** AVAILABLE DATA **
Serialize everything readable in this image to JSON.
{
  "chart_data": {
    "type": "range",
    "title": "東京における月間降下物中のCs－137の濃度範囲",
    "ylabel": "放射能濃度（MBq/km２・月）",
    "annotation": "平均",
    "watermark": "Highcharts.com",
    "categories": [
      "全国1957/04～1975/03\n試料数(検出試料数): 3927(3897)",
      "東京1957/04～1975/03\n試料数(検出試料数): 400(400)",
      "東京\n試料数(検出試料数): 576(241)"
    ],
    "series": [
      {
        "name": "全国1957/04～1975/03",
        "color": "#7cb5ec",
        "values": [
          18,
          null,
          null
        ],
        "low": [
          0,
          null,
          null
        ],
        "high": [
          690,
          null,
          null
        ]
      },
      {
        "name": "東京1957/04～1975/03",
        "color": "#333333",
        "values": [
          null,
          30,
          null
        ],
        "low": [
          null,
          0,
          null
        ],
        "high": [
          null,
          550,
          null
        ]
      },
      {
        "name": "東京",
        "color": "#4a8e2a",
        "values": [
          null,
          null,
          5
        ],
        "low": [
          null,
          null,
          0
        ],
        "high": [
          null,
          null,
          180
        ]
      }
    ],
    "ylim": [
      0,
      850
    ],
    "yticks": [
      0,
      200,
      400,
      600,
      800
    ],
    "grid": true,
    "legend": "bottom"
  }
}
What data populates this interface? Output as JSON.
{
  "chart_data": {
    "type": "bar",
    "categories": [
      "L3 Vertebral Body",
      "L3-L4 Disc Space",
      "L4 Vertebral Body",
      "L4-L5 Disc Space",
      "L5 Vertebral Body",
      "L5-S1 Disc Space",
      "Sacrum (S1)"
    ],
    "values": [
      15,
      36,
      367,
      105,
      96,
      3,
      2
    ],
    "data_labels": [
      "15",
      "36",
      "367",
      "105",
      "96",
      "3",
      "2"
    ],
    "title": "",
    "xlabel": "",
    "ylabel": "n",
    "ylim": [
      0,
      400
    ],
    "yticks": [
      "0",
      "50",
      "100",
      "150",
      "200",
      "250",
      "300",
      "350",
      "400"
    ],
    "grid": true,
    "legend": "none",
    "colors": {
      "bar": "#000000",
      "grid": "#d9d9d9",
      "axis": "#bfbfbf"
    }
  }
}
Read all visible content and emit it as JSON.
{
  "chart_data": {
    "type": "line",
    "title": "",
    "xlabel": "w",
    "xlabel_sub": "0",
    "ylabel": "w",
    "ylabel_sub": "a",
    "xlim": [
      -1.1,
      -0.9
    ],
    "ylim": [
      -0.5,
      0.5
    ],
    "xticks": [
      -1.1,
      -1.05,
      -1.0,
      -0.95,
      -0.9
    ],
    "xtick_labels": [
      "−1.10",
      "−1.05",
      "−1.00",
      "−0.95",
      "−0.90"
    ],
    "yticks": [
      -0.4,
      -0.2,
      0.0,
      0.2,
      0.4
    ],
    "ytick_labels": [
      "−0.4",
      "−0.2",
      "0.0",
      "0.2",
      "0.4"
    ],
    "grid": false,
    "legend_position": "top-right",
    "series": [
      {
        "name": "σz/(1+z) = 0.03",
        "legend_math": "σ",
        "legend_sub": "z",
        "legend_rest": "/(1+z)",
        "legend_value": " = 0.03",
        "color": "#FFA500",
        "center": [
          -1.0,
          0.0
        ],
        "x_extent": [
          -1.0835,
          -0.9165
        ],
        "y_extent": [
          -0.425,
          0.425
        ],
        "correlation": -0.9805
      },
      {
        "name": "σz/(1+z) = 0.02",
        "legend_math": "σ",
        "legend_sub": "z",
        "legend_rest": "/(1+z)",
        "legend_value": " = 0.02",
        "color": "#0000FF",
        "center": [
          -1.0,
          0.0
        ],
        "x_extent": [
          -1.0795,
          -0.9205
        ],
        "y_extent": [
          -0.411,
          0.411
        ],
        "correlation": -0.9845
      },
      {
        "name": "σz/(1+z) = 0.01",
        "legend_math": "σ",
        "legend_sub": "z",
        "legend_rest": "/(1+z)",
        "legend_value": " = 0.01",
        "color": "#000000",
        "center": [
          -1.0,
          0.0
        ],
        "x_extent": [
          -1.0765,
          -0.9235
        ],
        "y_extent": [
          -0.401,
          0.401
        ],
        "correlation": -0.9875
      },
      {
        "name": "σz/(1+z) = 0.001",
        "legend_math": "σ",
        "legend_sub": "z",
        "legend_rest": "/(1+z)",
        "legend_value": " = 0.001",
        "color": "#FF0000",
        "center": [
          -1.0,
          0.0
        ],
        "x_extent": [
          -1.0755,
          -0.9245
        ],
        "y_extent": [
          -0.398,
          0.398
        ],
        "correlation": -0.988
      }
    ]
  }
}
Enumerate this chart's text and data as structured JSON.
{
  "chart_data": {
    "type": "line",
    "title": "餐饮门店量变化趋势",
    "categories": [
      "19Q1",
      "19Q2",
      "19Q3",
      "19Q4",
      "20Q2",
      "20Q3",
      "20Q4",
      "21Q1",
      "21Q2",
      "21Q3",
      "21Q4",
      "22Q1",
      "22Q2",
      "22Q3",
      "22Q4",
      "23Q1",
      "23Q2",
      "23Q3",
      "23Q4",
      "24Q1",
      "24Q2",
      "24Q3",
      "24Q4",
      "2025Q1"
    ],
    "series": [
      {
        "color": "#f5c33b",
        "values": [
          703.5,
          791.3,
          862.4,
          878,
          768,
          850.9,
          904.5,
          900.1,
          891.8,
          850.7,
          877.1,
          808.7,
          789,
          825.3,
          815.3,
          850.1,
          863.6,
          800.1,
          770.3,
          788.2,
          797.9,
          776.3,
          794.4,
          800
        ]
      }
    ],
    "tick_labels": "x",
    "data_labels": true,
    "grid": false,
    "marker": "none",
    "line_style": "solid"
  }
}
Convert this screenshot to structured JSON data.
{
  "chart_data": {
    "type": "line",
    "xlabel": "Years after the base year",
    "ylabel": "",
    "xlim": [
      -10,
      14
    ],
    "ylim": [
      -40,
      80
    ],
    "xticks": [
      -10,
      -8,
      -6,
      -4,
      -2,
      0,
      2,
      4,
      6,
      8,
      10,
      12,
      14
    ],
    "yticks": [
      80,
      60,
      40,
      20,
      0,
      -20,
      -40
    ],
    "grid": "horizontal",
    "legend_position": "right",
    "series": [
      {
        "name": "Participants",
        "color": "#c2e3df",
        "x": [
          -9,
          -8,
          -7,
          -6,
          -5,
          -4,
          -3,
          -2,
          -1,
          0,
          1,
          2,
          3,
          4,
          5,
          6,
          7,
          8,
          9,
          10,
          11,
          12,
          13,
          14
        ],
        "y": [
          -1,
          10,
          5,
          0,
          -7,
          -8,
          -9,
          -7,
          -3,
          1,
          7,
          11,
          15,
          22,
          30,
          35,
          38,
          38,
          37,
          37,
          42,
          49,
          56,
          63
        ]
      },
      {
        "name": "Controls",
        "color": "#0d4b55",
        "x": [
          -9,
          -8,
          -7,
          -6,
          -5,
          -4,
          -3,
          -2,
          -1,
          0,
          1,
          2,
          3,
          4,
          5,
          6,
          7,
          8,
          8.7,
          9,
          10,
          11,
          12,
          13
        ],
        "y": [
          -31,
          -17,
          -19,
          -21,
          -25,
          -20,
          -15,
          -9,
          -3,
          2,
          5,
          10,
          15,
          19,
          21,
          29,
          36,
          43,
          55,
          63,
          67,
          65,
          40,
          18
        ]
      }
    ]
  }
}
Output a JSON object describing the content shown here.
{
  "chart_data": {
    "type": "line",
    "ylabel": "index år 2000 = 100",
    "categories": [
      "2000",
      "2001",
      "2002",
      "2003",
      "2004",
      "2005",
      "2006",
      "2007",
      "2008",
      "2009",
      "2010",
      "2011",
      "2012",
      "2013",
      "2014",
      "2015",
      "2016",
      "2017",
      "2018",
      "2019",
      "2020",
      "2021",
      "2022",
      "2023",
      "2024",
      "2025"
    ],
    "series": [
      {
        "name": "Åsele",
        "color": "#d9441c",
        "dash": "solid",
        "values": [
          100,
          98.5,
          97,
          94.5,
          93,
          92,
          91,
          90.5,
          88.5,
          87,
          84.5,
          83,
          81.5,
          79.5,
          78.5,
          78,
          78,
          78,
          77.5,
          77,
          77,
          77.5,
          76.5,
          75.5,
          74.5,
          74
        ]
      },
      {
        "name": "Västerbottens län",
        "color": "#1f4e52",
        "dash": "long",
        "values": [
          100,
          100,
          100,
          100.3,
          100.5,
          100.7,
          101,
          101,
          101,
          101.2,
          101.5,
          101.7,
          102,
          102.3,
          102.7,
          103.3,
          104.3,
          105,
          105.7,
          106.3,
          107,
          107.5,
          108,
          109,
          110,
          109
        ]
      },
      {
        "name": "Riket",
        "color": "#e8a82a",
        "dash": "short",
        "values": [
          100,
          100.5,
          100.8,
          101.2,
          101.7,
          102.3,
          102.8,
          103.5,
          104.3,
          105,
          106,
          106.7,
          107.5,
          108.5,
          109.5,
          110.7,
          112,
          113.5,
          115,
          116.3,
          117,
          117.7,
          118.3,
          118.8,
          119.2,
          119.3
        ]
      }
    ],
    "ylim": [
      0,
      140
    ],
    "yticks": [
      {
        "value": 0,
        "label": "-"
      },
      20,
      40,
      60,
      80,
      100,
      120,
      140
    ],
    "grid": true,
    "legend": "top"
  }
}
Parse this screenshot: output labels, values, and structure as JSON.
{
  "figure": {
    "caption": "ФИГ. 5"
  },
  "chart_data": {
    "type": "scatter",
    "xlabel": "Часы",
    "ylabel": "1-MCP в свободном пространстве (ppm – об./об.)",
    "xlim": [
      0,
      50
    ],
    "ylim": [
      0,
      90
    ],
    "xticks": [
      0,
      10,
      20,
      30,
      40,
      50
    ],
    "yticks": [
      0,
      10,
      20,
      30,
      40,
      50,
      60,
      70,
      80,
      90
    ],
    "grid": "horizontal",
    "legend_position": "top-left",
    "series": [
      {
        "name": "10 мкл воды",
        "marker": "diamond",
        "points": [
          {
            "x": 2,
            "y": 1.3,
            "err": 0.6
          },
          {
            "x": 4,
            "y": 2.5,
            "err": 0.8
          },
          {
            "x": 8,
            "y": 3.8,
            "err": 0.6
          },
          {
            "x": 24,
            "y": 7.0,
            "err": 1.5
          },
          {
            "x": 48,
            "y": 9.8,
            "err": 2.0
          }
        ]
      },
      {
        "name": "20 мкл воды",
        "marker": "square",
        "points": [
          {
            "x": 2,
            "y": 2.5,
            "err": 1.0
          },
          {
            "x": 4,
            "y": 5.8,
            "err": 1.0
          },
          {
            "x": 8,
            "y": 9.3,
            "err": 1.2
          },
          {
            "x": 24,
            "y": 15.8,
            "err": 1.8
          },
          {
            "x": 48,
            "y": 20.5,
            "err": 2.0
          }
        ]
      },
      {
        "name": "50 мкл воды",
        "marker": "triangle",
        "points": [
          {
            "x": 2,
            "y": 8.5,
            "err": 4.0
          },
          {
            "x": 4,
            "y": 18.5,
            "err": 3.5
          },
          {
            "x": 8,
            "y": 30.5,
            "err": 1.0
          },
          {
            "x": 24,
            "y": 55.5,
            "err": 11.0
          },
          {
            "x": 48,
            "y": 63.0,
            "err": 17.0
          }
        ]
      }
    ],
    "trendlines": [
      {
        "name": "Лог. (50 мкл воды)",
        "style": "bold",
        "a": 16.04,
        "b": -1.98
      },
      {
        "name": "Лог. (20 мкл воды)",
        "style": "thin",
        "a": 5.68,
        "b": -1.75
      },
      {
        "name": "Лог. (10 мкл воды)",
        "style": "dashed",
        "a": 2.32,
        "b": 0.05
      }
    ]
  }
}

** WHAT TO DO **
Give the count of lines holding the word "correlation", with no other words.

** ANSWER TO THE PROBLEM **
4